**Task goal**
Repeat the whole listing below, word for word.

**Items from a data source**
┄┄┄┄┄┄┄┄┄┄┄┄┄┄┄┄┄┄┄┄

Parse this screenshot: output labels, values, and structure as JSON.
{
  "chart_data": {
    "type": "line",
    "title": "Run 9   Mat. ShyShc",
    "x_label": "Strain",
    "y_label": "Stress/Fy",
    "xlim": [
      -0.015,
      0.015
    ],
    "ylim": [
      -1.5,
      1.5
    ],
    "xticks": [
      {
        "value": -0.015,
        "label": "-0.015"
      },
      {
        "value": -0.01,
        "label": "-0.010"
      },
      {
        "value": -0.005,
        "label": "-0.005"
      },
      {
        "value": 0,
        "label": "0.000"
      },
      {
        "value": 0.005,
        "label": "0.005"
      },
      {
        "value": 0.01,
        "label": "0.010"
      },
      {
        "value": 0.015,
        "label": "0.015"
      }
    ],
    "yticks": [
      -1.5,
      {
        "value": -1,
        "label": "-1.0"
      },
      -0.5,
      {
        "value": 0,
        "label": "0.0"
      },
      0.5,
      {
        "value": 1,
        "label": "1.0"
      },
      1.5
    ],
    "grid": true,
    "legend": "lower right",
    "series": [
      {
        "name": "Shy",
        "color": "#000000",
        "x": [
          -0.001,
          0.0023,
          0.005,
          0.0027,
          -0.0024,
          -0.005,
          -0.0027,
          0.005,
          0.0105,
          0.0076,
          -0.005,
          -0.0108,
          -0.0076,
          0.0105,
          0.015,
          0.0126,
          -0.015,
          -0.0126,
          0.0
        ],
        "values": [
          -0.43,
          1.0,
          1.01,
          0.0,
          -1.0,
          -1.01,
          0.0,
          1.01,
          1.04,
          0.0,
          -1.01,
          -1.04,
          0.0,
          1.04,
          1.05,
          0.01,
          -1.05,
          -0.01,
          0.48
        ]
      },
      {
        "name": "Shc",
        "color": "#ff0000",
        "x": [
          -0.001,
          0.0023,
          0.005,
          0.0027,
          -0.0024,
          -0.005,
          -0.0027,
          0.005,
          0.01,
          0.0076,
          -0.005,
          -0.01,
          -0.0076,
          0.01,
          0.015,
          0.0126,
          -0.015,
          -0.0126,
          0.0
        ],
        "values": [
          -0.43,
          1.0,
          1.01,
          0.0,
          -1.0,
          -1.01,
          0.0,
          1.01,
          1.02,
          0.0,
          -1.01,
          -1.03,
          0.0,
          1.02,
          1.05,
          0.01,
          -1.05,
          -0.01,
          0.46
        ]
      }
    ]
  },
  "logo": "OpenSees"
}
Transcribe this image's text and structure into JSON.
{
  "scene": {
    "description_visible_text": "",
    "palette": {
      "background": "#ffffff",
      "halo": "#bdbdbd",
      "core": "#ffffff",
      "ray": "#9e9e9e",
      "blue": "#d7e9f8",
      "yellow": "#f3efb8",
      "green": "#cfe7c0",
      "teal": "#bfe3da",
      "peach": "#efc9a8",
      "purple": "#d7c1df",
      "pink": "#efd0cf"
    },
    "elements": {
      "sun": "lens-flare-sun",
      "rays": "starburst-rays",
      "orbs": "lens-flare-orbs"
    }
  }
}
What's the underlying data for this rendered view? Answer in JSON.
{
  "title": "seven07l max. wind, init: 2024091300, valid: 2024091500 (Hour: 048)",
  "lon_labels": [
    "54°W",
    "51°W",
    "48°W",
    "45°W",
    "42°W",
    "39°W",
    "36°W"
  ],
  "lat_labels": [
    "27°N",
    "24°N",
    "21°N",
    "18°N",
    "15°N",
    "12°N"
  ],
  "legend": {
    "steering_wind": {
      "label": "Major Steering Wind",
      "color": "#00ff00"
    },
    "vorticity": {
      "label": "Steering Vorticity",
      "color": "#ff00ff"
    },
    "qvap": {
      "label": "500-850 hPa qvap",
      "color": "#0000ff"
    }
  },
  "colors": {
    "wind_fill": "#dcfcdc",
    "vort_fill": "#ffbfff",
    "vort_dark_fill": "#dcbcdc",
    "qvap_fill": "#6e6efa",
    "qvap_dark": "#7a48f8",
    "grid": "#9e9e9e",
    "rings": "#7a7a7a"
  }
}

┄┄┄┄┄┄┄┄┄┄┄┄┄┄┄┄┄┄┄┄

**Answer for the task**
Parse this screenshot: output labels, values, and structure as JSON.
{
  "chart_data": {
    "type": "line",
    "title": "Run 9   Mat. ShyShc",
    "x_label": "Strain",
    "y_label": "Stress/Fy",
    "xlim": [
      -0.015,
      0.015
    ],
    "ylim": [
      -1.5,
      1.5
    ],
    "xticks": [
      {
        "value": -0.015,
        "label": "-0.015"
      },
      {
        "value": -0.01,
        "label": "-0.010"
      },
      {
        "value": -0.005,
        "label": "-0.005"
      },
      {
        "value": 0,
        "label": "0.000"
      },
      {
        "value": 0.005,
        "label": "0.005"
      },
      {
        "value": 0.01,
        "label": "0.010"
      },
      {
        "value": 0.015,
        "label": "0.015"
      }
    ],
    "yticks": [
      -1.5,
      {
        "value": -1,
        "label": "-1.0"
      },
      -0.5,
      {
        "value": 0,
        "label": "0.0"
      },
      0.5,
      {
        "value": 1,
        "label": "1.0"
      },
      1.5
    ],
    "grid": true,
    "legend": "lower right",
    "series": [
      {
        "name": "Shy",
        "color": "#000000",
        "x": [
          -0.001,
          0.0023,
          0.005,
          0.0027,
          -0.0024,
          -0.005,
          -0.0027,
          0.005,
          0.0105,
          0.0076,
          -0.005,
          -0.0108,
          -0.0076,
          0.0105,
          0.015,
          0.0126,
          -0.015,
          -0.0126,
          0.0
        ],
        "values": [
          -0.43,
          1.0,
          1.01,
          0.0,
          -1.0,
          -1.01,
          0.0,
          1.01,
          1.04,
          0.0,
          -1.01,
          -1.04,
          0.0,
          1.04,
          1.05,
          0.01,
          -1.05,
          -0.01,
          0.48
        ]
      },
      {
        "name": "Shc",
        "color": "#ff0000",
        "x": [
          -0.001,
          0.0023,
          0.005,
          0.0027,
          -0.0024,
          -0.005,
          -0.0027,
          0.005,
          0.01,
          0.0076,
          -0.005,
          -0.01,
          -0.0076,
          0.01,
          0.015,
          0.0126,
          -0.015,
          -0.0126,
          0.0
        ],
        "values": [
          -0.43,
          1.0,
          1.01,
          0.0,
          -1.0,
          -1.01,
          0.0,
          1.01,
          1.02,
          0.0,
          -1.01,
          -1.03,
          0.0,
          1.02,
          1.05,
          0.01,
          -1.05,
          -0.01,
          0.46
        ]
      }
    ]
  },
  "logo": "OpenSees"
}
Transcribe this image's text and structure into JSON.
{
  "scene": {
    "description_visible_text": "",
    "palette": {
      "background": "#ffffff",
      "halo": "#bdbdbd",
      "core": "#ffffff",
      "ray": "#9e9e9e",
      "blue": "#d7e9f8",
      "yellow": "#f3efb8",
      "green": "#cfe7c0",
      "teal": "#bfe3da",
      "peach": "#efc9a8",
      "purple": "#d7c1df",
      "pink": "#efd0cf"
    },
    "elements": {
      "sun": "lens-flare-sun",
      "rays": "starburst-rays",
      "orbs": "lens-flare-orbs"
    }
  }
}
What's the underlying data for this rendered view? Answer in JSON.
{
  "title": "seven07l max. wind, init: 2024091300, valid: 2024091500 (Hour: 048)",
  "lon_labels": [
    "54°W",
    "51°W",
    "48°W",
    "45°W",
    "42°W",
    "39°W",
    "36°W"
  ],
  "lat_labels": [
    "27°N",
    "24°N",
    "21°N",
    "18°N",
    "15°N",
    "12°N"
  ],
  "legend": {
    "steering_wind": {
      "label": "Major Steering Wind",
      "color": "#00ff00"
    },
    "vorticity": {
      "label": "Steering Vorticity",
      "color": "#ff00ff"
    },
    "qvap": {
      "label": "500-850 hPa qvap",
      "color": "#0000ff"
    }
  },
  "colors": {
    "wind_fill": "#dcfcdc",
    "vort_fill": "#ffbfff",
    "vort_dark_fill": "#dcbcdc",
    "qvap_fill": "#6e6efa",
    "qvap_dark": "#7a48f8",
    "grid": "#9e9e9e",
    "rings": "#7a7a7a"
  }
}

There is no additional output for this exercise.